# START OF Dataset rows

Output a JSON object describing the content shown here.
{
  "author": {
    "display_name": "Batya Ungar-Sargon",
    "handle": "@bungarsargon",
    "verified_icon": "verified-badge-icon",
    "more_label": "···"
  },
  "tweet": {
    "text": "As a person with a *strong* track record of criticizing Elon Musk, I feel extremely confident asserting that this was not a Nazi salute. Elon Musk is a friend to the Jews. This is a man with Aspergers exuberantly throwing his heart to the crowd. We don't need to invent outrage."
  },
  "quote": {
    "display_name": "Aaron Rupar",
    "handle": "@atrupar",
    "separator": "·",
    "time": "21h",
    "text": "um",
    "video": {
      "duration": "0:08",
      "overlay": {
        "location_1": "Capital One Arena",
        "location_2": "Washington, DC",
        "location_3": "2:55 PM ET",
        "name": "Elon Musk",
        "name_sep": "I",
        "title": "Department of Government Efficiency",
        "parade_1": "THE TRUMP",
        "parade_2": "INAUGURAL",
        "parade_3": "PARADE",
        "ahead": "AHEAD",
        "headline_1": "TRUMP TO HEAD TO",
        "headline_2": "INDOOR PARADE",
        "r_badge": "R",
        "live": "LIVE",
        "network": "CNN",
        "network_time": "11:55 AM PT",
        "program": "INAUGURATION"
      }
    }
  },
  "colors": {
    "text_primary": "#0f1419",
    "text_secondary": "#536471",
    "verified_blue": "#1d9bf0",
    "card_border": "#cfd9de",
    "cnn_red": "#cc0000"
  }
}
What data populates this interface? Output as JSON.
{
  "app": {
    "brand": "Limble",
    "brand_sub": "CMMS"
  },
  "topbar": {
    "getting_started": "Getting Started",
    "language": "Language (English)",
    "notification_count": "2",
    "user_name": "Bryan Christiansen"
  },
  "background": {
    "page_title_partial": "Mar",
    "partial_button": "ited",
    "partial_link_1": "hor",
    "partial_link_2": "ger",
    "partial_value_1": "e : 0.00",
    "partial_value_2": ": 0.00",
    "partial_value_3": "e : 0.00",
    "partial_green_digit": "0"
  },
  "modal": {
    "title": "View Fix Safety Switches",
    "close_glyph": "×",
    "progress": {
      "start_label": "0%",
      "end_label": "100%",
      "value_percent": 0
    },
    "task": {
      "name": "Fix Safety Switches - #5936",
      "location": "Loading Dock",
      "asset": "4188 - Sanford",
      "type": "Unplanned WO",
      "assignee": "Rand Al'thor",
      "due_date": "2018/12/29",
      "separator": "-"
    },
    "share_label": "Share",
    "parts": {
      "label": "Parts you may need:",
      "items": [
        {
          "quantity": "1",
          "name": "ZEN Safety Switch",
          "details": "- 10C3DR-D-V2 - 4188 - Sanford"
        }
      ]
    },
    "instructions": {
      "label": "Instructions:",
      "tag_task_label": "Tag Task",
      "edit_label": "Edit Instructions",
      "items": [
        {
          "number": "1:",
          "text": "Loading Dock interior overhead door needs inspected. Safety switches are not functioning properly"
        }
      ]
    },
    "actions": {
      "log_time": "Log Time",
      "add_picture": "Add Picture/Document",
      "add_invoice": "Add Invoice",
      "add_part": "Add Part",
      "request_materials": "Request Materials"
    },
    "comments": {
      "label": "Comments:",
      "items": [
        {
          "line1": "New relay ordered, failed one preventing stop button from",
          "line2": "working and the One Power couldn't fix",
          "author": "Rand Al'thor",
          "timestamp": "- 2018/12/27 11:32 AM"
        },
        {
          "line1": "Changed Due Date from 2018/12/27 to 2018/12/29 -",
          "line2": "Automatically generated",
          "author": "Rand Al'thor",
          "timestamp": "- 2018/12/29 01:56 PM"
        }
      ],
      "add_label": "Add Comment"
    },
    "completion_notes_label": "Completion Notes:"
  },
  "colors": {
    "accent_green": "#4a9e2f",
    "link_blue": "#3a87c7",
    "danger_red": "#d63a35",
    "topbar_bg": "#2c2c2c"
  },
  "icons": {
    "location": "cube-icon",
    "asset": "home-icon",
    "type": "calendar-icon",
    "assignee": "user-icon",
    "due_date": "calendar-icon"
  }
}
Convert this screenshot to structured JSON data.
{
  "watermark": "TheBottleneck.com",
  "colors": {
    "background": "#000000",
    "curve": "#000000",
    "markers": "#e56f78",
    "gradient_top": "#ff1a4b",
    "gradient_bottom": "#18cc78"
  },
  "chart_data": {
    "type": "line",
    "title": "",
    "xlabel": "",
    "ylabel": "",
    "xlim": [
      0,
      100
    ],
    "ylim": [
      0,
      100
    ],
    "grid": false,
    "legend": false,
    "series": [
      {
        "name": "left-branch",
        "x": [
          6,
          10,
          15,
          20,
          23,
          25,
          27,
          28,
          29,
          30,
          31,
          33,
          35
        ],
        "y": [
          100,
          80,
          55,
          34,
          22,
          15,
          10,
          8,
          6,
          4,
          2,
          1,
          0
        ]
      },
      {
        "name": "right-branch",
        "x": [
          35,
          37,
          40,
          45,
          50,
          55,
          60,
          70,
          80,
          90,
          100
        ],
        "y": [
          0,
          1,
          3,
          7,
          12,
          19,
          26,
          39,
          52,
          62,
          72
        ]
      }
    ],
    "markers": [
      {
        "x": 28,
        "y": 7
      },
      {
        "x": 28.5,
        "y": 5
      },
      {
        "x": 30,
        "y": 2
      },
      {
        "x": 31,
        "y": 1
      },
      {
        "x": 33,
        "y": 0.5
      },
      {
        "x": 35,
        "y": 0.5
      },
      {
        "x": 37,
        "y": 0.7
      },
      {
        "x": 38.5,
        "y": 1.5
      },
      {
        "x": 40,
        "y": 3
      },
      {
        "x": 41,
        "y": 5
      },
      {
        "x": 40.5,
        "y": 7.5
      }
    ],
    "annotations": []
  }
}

# END OF Dataset rows

- Written request: Transcribe all lines as written.

- Full output:
Output a JSON object describing the content shown here.
{
  "author": {
    "display_name": "Batya Ungar-Sargon",
    "handle": "@bungarsargon",
    "verified_icon": "verified-badge-icon",
    "more_label": "···"
  },
  "tweet": {
    "text": "As a person with a *strong* track record of criticizing Elon Musk, I feel extremely confident asserting that this was not a Nazi salute. Elon Musk is a friend to the Jews. This is a man with Aspergers exuberantly throwing his heart to the crowd. We don't need to invent outrage."
  },
  "quote": {
    "display_name": "Aaron Rupar",
    "handle": "@atrupar",
    "separator": "·",
    "time": "21h",
    "text": "um",
    "video": {
      "duration": "0:08",
      "overlay": {
        "location_1": "Capital One Arena",
        "location_2": "Washington, DC",
        "location_3": "2:55 PM ET",
        "name": "Elon Musk",
        "name_sep": "I",
        "title": "Department of Government Efficiency",
        "parade_1": "THE TRUMP",
        "parade_2": "INAUGURAL",
        "parade_3": "PARADE",
        "ahead": "AHEAD",
        "headline_1": "TRUMP TO HEAD TO",
        "headline_2": "INDOOR PARADE",
        "r_badge": "R",
        "live": "LIVE",
        "network": "CNN",
        "network_time": "11:55 AM PT",
        "program": "INAUGURATION"
      }
    }
  },
  "colors": {
    "text_primary": "#0f1419",
    "text_secondary": "#536471",
    "verified_blue": "#1d9bf0",
    "card_border": "#cfd9de",
    "cnn_red": "#cc0000"
  }
}
What data populates this interface? Output as JSON.
{
  "app": {
    "brand": "Limble",
    "brand_sub": "CMMS"
  },
  "topbar": {
    "getting_started": "Getting Started",
    "language": "Language (English)",
    "notification_count": "2",
    "user_name": "Bryan Christiansen"
  },
  "background": {
    "page_title_partial": "Mar",
    "partial_button": "ited",
    "partial_link_1": "hor",
    "partial_link_2": "ger",
    "partial_value_1": "e : 0.00",
    "partial_value_2": ": 0.00",
    "partial_value_3": "e : 0.00",
    "partial_green_digit": "0"
  },
  "modal": {
    "title": "View Fix Safety Switches",
    "close_glyph": "×",
    "progress": {
      "start_label": "0%",
      "end_label": "100%",
      "value_percent": 0
    },
    "task": {
      "name": "Fix Safety Switches - #5936",
      "location": "Loading Dock",
      "asset": "4188 - Sanford",
      "type": "Unplanned WO",
      "assignee": "Rand Al'thor",
      "due_date": "2018/12/29",
      "separator": "-"
    },
    "share_label": "Share",
    "parts": {
      "label": "Parts you may need:",
      "items": [
        {
          "quantity": "1",
          "name": "ZEN Safety Switch",
          "details": "- 10C3DR-D-V2 - 4188 - Sanford"
        }
      ]
    },
    "instructions": {
      "label": "Instructions:",
      "tag_task_label": "Tag Task",
      "edit_label": "Edit Instructions",
      "items": [
        {
          "number": "1:",
          "text": "Loading Dock interior overhead door needs inspected. Safety switches are not functioning properly"
        }
      ]
    },
    "actions": {
      "log_time": "Log Time",
      "add_picture": "Add Picture/Document",
      "add_invoice": "Add Invoice",
      "add_part": "Add Part",
      "request_materials": "Request Materials"
    },
    "comments": {
      "label": "Comments:",
      "items": [
        {
          "line1": "New relay ordered, failed one preventing stop button from",
          "line2": "working and the One Power couldn't fix",
          "author": "Rand Al'thor",
          "timestamp": "- 2018/12/27 11:32 AM"
        },
        {
          "line1": "Changed Due Date from 2018/12/27 to 2018/12/29 -",
          "line2": "Automatically generated",
          "author": "Rand Al'thor",
          "timestamp": "- 2018/12/29 01:56 PM"
        }
      ],
      "add_label": "Add Comment"
    },
    "completion_notes_label": "Completion Notes:"
  },
  "colors": {
    "accent_green": "#4a9e2f",
    "link_blue": "#3a87c7",
    "danger_red": "#d63a35",
    "topbar_bg": "#2c2c2c"
  },
  "icons": {
    "location": "cube-icon",
    "asset": "home-icon",
    "type": "calendar-icon",
    "assignee": "user-icon",
    "due_date": "calendar-icon"
  }
}
Convert this screenshot to structured JSON data.
{
  "watermark": "TheBottleneck.com",
  "colors": {
    "background": "#000000",
    "curve": "#000000",
    "markers": "#e56f78",
    "gradient_top": "#ff1a4b",
    "gradient_bottom": "#18cc78"
  },
  "chart_data": {
    "type": "line",
    "title": "",
    "xlabel": "",
    "ylabel": "",
    "xlim": [
      0,
      100
    ],
    "ylim": [
      0,
      100
    ],
    "grid": false,
    "legend": false,
    "series": [
      {
        "name": "left-branch",
        "x": [
          6,
          10,
          15,
          20,
          23,
          25,
          27,
          28,
          29,
          30,
          31,
          33,
          35
        ],
        "y": [
          100,
          80,
          55,
          34,
          22,
          15,
          10,
          8,
          6,
          4,
          2,
          1,
          0
        ]
      },
      {
        "name": "right-branch",
        "x": [
          35,
          37,
          40,
          45,
          50,
          55,
          60,
          70,
          80,
          90,
          100
        ],
        "y": [
          0,
          1,
          3,
          7,
          12,
          19,
          26,
          39,
          52,
          62,
          72
        ]
      }
    ],
    "markers": [
      {
        "x": 28,
        "y": 7
      },
      {
        "x": 28.5,
        "y": 5
      },
      {
        "x": 30,
        "y": 2
      },
      {
        "x": 31,
        "y": 1
      },
      {
        "x": 33,
        "y": 0.5
      },
      {
        "x": 35,
        "y": 0.5
      },
      {
        "x": 37,
        "y": 0.7
      },
      {
        "x": 38.5,
        "y": 1.5
      },
      {
        "x": 40,
        "y": 3
      },
      {
        "x": 41,
        "y": 5
      },
      {
        "x": 40.5,
        "y": 7.5
      }
    ],
    "annotations": []
  }
}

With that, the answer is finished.